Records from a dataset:
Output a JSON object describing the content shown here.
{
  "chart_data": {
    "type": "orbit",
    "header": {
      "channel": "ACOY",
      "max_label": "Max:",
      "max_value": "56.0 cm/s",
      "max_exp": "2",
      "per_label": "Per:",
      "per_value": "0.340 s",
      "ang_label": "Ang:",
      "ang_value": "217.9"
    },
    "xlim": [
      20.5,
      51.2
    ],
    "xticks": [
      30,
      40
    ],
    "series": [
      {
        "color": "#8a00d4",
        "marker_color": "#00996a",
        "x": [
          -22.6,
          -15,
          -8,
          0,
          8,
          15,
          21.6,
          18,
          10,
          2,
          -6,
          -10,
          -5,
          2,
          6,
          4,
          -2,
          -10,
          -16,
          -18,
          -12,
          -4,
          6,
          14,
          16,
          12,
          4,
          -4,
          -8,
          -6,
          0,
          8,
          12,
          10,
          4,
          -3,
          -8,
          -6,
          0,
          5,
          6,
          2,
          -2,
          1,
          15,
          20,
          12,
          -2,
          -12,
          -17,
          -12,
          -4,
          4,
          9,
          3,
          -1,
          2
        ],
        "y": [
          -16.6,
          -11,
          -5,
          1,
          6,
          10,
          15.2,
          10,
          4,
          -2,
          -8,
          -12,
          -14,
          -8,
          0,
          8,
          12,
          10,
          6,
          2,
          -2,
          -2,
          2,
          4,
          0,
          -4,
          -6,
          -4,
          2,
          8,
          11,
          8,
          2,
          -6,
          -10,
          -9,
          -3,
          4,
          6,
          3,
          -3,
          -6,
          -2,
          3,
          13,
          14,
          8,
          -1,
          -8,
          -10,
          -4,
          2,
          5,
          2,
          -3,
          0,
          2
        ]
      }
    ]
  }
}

# Task brief
Write out all the data again, exactly as it appears.

# The solution
Output a JSON object describing the content shown here.
{
  "chart_data": {
    "type": "orbit",
    "header": {
      "channel": "ACOY",
      "max_label": "Max:",
      "max_value": "56.0 cm/s",
      "max_exp": "2",
      "per_label": "Per:",
      "per_value": "0.340 s",
      "ang_label": "Ang:",
      "ang_value": "217.9"
    },
    "xlim": [
      20.5,
      51.2
    ],
    "xticks": [
      30,
      40
    ],
    "series": [
      {
        "color": "#8a00d4",
        "marker_color": "#00996a",
        "x": [
          -22.6,
          -15,
          -8,
          0,
          8,
          15,
          21.6,
          18,
          10,
          2,
          -6,
          -10,
          -5,
          2,
          6,
          4,
          -2,
          -10,
          -16,
          -18,
          -12,
          -4,
          6,
          14,
          16,
          12,
          4,
          -4,
          -8,
          -6,
          0,
          8,
          12,
          10,
          4,
          -3,
          -8,
          -6,
          0,
          5,
          6,
          2,
          -2,
          1,
          15,
          20,
          12,
          -2,
          -12,
          -17,
          -12,
          -4,
          4,
          9,
          3,
          -1,
          2
        ],
        "y": [
          -16.6,
          -11,
          -5,
          1,
          6,
          10,
          15.2,
          10,
          4,
          -2,
          -8,
          -12,
          -14,
          -8,
          0,
          8,
          12,
          10,
          6,
          2,
          -2,
          -2,
          2,
          4,
          0,
          -4,
          -6,
          -4,
          2,
          8,
          11,
          8,
          2,
          -6,
          -10,
          -9,
          -3,
          4,
          6,
          3,
          -3,
          -6,
          -2,
          3,
          13,
          14,
          8,
          -1,
          -8,
          -10,
          -4,
          2,
          5,
          2,
          -3,
          0,
          2
        ]
      }
    ]
  }
}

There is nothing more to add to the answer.